# [Exercise requirements]
Repeat each line exactly, leaving nothing out.

(Stored records)
....
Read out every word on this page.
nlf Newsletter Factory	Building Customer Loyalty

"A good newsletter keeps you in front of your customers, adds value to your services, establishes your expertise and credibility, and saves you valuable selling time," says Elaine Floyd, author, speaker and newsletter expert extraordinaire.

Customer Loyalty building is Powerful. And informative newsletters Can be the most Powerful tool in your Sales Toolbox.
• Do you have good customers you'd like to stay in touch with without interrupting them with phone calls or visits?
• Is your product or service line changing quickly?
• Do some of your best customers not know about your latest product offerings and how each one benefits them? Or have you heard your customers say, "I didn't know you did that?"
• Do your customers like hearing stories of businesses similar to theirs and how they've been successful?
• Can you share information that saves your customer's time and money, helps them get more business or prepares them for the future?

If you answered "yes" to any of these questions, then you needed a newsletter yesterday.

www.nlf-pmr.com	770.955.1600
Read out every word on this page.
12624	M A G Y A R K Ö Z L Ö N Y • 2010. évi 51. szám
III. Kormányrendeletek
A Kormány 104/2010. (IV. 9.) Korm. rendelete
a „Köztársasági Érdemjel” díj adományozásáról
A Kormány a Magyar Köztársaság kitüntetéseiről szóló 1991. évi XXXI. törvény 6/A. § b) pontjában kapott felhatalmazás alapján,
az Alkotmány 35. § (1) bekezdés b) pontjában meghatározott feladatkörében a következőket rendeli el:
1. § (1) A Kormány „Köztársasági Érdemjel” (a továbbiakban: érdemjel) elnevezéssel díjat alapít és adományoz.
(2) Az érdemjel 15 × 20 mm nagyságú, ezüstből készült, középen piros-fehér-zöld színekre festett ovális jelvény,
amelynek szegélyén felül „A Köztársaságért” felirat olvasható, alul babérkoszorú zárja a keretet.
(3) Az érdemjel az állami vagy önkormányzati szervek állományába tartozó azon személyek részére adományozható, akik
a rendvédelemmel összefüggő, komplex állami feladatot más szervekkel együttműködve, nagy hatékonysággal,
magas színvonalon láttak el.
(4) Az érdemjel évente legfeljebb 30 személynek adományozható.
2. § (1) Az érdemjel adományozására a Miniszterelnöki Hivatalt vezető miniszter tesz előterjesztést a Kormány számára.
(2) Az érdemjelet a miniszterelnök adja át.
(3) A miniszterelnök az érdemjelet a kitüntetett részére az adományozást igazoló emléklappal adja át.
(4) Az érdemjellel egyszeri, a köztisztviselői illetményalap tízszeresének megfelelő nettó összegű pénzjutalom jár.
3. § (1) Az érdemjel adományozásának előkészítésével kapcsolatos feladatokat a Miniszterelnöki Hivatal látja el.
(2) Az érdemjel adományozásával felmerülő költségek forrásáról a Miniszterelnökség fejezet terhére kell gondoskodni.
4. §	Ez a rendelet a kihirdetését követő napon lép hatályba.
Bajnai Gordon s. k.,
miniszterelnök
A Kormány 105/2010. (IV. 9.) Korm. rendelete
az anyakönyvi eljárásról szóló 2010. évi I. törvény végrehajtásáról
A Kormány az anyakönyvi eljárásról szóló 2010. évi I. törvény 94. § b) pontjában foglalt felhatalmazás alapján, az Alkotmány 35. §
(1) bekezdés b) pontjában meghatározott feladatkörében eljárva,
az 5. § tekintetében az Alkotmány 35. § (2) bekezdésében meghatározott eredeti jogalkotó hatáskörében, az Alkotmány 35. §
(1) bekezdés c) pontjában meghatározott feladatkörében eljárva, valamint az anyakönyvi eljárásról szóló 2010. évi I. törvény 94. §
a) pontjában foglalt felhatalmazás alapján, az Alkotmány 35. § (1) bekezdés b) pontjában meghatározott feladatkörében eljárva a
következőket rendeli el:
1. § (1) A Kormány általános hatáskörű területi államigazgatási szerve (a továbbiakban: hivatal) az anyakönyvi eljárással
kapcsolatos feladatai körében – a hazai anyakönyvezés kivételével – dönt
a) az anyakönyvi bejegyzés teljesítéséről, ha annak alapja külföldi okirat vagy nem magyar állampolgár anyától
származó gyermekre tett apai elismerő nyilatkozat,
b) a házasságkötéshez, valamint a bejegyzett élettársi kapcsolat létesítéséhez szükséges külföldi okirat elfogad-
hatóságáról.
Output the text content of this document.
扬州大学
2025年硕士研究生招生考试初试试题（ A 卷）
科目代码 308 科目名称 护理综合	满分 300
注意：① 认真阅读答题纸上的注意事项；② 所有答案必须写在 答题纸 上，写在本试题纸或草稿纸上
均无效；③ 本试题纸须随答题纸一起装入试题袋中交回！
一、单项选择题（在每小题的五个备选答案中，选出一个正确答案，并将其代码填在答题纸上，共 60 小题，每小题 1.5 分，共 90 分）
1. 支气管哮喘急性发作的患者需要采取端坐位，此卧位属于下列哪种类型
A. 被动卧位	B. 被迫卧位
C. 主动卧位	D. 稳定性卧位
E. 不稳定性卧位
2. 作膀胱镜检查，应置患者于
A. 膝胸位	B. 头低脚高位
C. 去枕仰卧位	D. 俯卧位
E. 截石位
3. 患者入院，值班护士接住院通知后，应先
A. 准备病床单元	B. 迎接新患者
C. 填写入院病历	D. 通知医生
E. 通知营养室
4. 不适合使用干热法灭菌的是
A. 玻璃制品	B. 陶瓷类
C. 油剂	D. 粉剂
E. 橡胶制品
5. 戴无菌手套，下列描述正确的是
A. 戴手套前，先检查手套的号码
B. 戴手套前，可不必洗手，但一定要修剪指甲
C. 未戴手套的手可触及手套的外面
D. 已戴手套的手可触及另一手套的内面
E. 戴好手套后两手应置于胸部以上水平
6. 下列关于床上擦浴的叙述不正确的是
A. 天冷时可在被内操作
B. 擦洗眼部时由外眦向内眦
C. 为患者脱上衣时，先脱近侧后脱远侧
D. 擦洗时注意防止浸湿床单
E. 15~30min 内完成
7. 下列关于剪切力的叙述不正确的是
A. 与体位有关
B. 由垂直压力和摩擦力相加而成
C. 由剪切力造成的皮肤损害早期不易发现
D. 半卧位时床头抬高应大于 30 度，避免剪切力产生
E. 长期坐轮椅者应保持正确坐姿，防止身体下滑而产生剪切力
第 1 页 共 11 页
....
# [Result for this task]
Read out every word on this page.
nlf Newsletter Factory	Building Customer Loyalty

"A good newsletter keeps you in front of your customers, adds value to your services, establishes your expertise and credibility, and saves you valuable selling time," says Elaine Floyd, author, speaker and newsletter expert extraordinaire.

Customer Loyalty building is Powerful. And informative newsletters Can be the most Powerful tool in your Sales Toolbox.
• Do you have good customers you'd like to stay in touch with without interrupting them with phone calls or visits?
• Is your product or service line changing quickly?
• Do some of your best customers not know about your latest product offerings and how each one benefits them? Or have you heard your customers say, "I didn't know you did that?"
• Do your customers like hearing stories of businesses similar to theirs and how they've been successful?
• Can you share information that saves your customer's time and money, helps them get more business or prepares them for the future?

If you answered "yes" to any of these questions, then you needed a newsletter yesterday.

www.nlf-pmr.com	770.955.1600
Read out every word on this page.
12624	M A G Y A R K Ö Z L Ö N Y • 2010. évi 51. szám
III. Kormányrendeletek
A Kormány 104/2010. (IV. 9.) Korm. rendelete
a „Köztársasági Érdemjel” díj adományozásáról
A Kormány a Magyar Köztársaság kitüntetéseiről szóló 1991. évi XXXI. törvény 6/A. § b) pontjában kapott felhatalmazás alapján,
az Alkotmány 35. § (1) bekezdés b) pontjában meghatározott feladatkörében a következőket rendeli el:
1. § (1) A Kormány „Köztársasági Érdemjel” (a továbbiakban: érdemjel) elnevezéssel díjat alapít és adományoz.
(2) Az érdemjel 15 × 20 mm nagyságú, ezüstből készült, középen piros-fehér-zöld színekre festett ovális jelvény,
amelynek szegélyén felül „A Köztársaságért” felirat olvasható, alul babérkoszorú zárja a keretet.
(3) Az érdemjel az állami vagy önkormányzati szervek állományába tartozó azon személyek részére adományozható, akik
a rendvédelemmel összefüggő, komplex állami feladatot más szervekkel együttműködve, nagy hatékonysággal,
magas színvonalon láttak el.
(4) Az érdemjel évente legfeljebb 30 személynek adományozható.
2. § (1) Az érdemjel adományozására a Miniszterelnöki Hivatalt vezető miniszter tesz előterjesztést a Kormány számára.
(2) Az érdemjelet a miniszterelnök adja át.
(3) A miniszterelnök az érdemjelet a kitüntetett részére az adományozást igazoló emléklappal adja át.
(4) Az érdemjellel egyszeri, a köztisztviselői illetményalap tízszeresének megfelelő nettó összegű pénzjutalom jár.
3. § (1) Az érdemjel adományozásának előkészítésével kapcsolatos feladatokat a Miniszterelnöki Hivatal látja el.
(2) Az érdemjel adományozásával felmerülő költségek forrásáról a Miniszterelnökség fejezet terhére kell gondoskodni.
4. §	Ez a rendelet a kihirdetését követő napon lép hatályba.
Bajnai Gordon s. k.,
miniszterelnök
A Kormány 105/2010. (IV. 9.) Korm. rendelete
az anyakönyvi eljárásról szóló 2010. évi I. törvény végrehajtásáról
A Kormány az anyakönyvi eljárásról szóló 2010. évi I. törvény 94. § b) pontjában foglalt felhatalmazás alapján, az Alkotmány 35. §
(1) bekezdés b) pontjában meghatározott feladatkörében eljárva,
az 5. § tekintetében az Alkotmány 35. § (2) bekezdésében meghatározott eredeti jogalkotó hatáskörében, az Alkotmány 35. §
(1) bekezdés c) pontjában meghatározott feladatkörében eljárva, valamint az anyakönyvi eljárásról szóló 2010. évi I. törvény 94. §
a) pontjában foglalt felhatalmazás alapján, az Alkotmány 35. § (1) bekezdés b) pontjában meghatározott feladatkörében eljárva a
következőket rendeli el:
1. § (1) A Kormány általános hatáskörű területi államigazgatási szerve (a továbbiakban: hivatal) az anyakönyvi eljárással
kapcsolatos feladatai körében – a hazai anyakönyvezés kivételével – dönt
a) az anyakönyvi bejegyzés teljesítéséről, ha annak alapja külföldi okirat vagy nem magyar állampolgár anyától
származó gyermekre tett apai elismerő nyilatkozat,
b) a házasságkötéshez, valamint a bejegyzett élettársi kapcsolat létesítéséhez szükséges külföldi okirat elfogad-
hatóságáról.
Output the text content of this document.
扬州大学
2025年硕士研究生招生考试初试试题（ A 卷）
科目代码 308 科目名称 护理综合	满分 300
注意：① 认真阅读答题纸上的注意事项；② 所有答案必须写在 答题纸 上，写在本试题纸或草稿纸上
均无效；③ 本试题纸须随答题纸一起装入试题袋中交回！
一、单项选择题（在每小题的五个备选答案中，选出一个正确答案，并将其代码填在答题纸上，共 60 小题，每小题 1.5 分，共 90 分）
1. 支气管哮喘急性发作的患者需要采取端坐位，此卧位属于下列哪种类型
A. 被动卧位	B. 被迫卧位
C. 主动卧位	D. 稳定性卧位
E. 不稳定性卧位
2. 作膀胱镜检查，应置患者于
A. 膝胸位	B. 头低脚高位
C. 去枕仰卧位	D. 俯卧位
E. 截石位
3. 患者入院，值班护士接住院通知后，应先
A. 准备病床单元	B. 迎接新患者
C. 填写入院病历	D. 通知医生
E. 通知营养室
4. 不适合使用干热法灭菌的是
A. 玻璃制品	B. 陶瓷类
C. 油剂	D. 粉剂
E. 橡胶制品
5. 戴无菌手套，下列描述正确的是
A. 戴手套前，先检查手套的号码
B. 戴手套前，可不必洗手，但一定要修剪指甲
C. 未戴手套的手可触及手套的外面
D. 已戴手套的手可触及另一手套的内面
E. 戴好手套后两手应置于胸部以上水平
6. 下列关于床上擦浴的叙述不正确的是
A. 天冷时可在被内操作
B. 擦洗眼部时由外眦向内眦
C. 为患者脱上衣时，先脱近侧后脱远侧
D. 擦洗时注意防止浸湿床单
E. 15~30min 内完成
7. 下列关于剪切力的叙述不正确的是
A. 与体位有关
B. 由垂直压力和摩擦力相加而成
C. 由剪切力造成的皮肤损害早期不易发现
D. 半卧位时床头抬高应大于 30 度，避免剪切力产生
E. 长期坐轮椅者应保持正确坐姿，防止身体下滑而产生剪切力
第 1 页 共 11 页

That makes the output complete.